>> START DATA EXTRACT

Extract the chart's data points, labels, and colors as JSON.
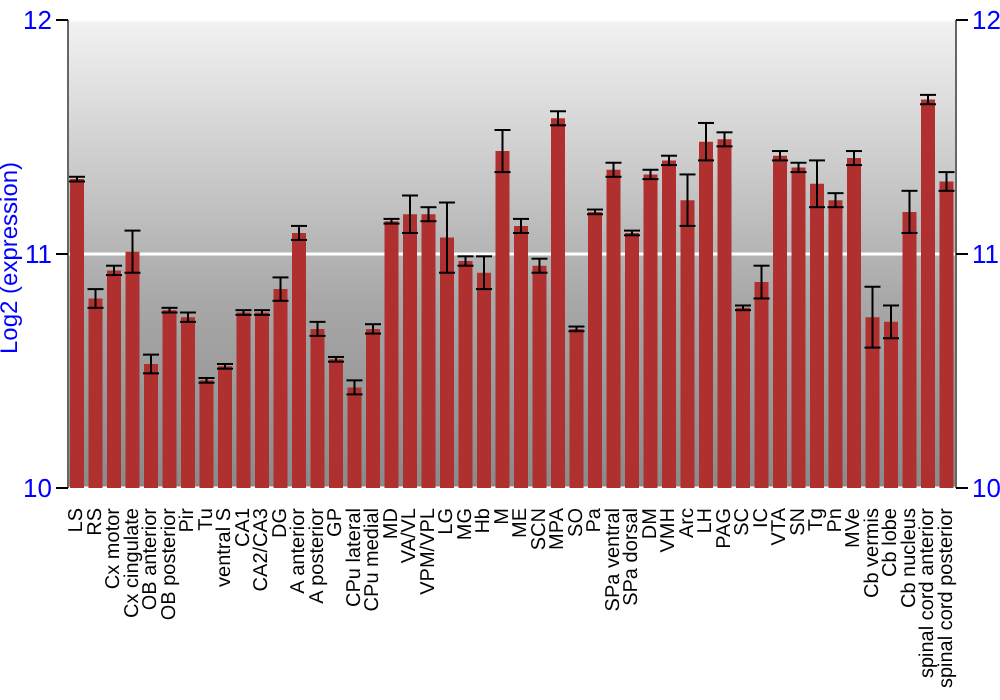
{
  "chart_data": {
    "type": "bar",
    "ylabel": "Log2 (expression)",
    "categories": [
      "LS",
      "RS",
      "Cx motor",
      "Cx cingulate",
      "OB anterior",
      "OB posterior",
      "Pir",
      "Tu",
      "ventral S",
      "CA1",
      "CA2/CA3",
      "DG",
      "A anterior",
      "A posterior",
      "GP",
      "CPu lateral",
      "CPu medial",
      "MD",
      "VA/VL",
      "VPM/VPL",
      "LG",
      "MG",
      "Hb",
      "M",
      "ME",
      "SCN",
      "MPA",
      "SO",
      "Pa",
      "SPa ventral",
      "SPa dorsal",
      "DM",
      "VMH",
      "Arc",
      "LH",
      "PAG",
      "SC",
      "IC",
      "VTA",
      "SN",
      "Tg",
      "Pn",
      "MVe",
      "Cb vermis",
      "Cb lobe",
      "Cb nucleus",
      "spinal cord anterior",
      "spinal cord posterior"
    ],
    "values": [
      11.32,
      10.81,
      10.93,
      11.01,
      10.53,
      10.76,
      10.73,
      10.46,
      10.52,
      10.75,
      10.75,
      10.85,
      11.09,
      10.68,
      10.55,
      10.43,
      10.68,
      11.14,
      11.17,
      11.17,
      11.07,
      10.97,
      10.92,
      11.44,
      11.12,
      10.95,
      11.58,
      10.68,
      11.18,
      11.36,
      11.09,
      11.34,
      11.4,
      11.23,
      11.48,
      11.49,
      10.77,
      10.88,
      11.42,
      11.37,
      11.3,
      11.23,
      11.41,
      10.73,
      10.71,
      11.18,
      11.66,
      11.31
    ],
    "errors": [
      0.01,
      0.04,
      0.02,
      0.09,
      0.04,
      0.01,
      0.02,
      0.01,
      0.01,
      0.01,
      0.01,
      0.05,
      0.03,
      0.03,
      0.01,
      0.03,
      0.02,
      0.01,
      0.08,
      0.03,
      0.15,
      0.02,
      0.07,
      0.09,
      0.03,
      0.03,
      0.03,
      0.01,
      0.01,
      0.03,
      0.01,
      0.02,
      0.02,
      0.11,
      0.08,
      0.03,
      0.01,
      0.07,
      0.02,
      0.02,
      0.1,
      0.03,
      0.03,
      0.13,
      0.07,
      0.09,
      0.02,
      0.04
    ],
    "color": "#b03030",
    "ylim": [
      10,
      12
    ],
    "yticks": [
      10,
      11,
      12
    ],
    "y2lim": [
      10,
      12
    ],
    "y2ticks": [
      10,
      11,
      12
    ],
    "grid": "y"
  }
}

>> END DATA EXTRACT
>> START DATA EXTRACT

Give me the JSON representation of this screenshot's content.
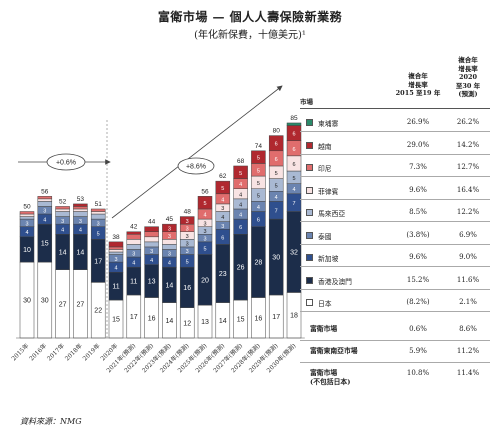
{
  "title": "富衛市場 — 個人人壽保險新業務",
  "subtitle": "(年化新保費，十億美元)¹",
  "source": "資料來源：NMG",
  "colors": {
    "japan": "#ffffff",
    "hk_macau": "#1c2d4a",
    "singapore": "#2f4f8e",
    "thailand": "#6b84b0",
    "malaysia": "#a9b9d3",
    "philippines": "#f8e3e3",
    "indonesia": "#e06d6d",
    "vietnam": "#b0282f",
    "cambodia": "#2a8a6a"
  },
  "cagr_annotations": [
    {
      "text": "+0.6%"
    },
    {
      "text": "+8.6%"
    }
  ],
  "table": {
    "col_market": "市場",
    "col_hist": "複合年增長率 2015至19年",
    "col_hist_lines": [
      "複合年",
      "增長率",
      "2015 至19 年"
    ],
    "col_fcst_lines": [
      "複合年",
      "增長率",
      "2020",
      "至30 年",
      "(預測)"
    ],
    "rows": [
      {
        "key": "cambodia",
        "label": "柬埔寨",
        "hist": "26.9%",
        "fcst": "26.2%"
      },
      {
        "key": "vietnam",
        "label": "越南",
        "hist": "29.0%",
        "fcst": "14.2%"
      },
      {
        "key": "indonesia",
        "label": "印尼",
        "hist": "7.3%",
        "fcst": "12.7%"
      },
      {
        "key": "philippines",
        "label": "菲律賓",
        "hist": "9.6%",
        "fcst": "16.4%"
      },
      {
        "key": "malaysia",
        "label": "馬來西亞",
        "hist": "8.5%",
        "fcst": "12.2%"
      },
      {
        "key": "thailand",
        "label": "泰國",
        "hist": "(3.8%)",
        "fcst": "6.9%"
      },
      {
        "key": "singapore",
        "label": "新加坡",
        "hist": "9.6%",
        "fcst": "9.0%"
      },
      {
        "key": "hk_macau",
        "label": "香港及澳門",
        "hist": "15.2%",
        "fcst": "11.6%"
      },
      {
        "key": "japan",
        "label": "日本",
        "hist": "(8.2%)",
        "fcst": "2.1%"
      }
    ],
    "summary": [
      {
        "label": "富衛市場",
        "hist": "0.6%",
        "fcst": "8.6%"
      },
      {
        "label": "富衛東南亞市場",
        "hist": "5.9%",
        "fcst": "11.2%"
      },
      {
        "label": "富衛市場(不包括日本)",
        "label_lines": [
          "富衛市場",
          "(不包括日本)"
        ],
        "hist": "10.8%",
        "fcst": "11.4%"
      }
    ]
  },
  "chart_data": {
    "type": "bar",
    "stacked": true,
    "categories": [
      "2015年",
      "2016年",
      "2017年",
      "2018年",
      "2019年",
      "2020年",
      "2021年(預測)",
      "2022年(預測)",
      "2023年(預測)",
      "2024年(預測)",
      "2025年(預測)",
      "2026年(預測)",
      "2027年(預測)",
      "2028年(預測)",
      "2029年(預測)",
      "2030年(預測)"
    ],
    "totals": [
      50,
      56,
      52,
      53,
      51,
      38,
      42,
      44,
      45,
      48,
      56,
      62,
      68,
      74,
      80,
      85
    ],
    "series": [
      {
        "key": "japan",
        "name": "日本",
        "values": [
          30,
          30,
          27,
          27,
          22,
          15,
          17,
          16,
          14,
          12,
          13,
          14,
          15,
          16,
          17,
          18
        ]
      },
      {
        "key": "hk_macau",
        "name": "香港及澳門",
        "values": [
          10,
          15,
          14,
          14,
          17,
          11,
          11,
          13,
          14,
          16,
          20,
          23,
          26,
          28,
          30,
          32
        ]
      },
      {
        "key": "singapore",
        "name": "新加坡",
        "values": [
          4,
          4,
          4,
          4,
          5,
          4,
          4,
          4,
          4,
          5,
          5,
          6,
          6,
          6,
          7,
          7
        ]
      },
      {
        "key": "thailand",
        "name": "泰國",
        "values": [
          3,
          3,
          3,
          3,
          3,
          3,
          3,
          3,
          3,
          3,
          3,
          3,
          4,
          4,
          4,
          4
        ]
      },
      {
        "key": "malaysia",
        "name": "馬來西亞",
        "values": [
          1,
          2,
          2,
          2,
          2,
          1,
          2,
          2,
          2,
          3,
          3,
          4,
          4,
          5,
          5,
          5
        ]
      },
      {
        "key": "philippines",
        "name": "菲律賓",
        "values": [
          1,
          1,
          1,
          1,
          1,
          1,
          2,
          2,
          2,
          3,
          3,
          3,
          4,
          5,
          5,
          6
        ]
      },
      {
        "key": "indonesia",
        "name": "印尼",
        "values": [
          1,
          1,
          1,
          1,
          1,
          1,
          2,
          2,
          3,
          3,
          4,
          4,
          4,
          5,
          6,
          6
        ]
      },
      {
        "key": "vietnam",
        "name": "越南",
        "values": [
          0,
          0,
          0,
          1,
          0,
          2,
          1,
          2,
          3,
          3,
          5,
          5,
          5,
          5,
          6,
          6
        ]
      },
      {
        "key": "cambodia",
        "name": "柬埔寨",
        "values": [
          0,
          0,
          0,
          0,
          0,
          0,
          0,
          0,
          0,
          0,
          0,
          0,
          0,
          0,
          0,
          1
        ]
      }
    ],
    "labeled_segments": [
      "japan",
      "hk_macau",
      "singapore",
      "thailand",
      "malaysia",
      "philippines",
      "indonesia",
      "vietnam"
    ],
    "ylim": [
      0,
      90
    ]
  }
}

>> END DATA EXTRACT

# WHAT YOU NEED TO DO
Look through the data above. Find each line with the string "anterior" and copy it.

# WRITTEN SOLUTION
      "OB anterior",
      "A anterior",
      "spinal cord anterior",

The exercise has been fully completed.